* Task prompt:
Return every line below in which "Output" appears.
▼
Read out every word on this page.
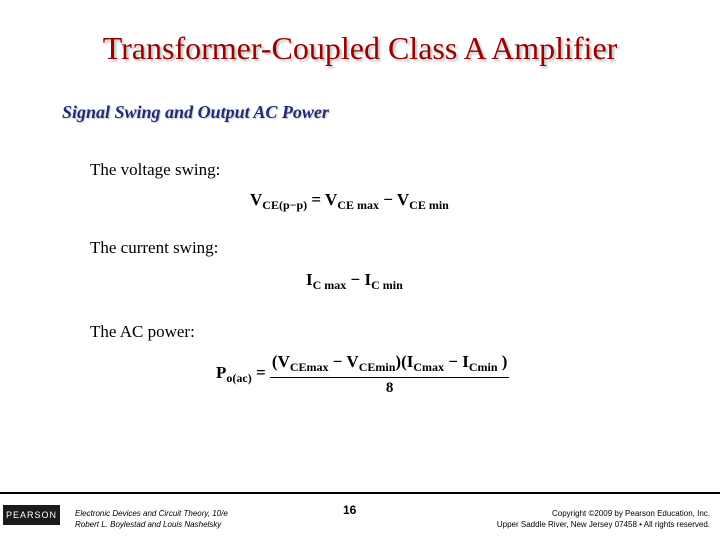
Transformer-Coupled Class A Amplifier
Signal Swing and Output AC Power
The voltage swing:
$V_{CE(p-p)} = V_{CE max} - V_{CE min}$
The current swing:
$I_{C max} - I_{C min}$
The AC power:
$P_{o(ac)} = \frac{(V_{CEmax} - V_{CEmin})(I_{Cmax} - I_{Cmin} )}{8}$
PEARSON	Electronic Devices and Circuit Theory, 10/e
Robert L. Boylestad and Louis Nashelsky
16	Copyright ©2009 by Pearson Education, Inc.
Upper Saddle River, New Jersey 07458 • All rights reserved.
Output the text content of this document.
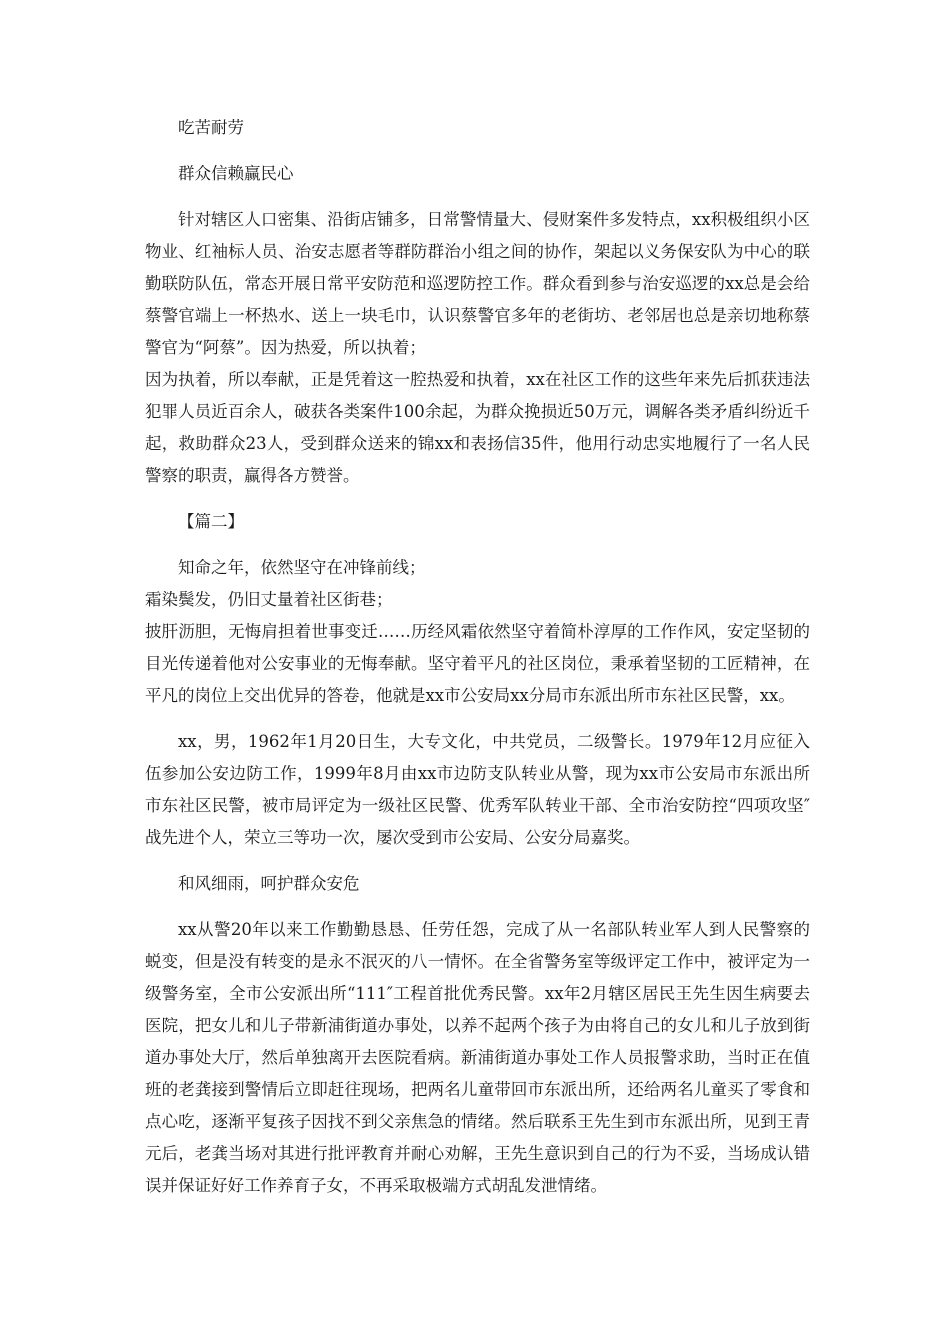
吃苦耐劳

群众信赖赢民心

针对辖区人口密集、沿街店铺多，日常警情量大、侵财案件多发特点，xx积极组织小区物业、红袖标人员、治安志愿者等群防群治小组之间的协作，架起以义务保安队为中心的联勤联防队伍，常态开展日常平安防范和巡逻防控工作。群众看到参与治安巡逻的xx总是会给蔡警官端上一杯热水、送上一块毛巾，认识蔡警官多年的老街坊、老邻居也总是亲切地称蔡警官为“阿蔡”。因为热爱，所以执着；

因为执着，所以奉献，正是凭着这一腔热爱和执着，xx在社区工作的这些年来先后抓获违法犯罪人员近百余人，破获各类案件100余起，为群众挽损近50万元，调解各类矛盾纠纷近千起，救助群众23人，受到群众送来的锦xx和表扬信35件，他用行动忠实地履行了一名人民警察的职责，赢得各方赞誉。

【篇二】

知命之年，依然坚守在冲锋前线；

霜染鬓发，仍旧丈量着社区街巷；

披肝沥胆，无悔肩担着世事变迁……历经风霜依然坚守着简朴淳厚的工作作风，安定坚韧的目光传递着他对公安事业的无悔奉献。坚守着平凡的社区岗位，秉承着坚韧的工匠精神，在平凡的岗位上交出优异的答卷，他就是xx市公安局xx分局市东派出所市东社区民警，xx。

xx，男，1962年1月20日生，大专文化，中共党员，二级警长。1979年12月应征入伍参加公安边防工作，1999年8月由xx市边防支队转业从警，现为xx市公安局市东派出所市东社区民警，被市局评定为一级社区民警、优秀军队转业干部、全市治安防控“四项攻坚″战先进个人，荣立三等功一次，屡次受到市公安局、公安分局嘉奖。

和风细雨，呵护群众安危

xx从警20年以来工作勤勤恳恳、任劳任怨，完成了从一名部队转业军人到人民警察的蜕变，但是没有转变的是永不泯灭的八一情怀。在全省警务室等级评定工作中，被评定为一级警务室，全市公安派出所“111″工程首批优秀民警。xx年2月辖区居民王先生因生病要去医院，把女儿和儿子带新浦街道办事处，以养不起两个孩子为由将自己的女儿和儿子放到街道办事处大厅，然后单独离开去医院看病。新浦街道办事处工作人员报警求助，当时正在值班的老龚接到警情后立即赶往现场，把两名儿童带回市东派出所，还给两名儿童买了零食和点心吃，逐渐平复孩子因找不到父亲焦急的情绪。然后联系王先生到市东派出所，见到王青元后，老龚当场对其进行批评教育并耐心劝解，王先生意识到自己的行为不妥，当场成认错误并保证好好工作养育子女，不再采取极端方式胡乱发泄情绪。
▲
* Result of this exercise:
Signal Swing and Output AC Power
Output the text content of this document.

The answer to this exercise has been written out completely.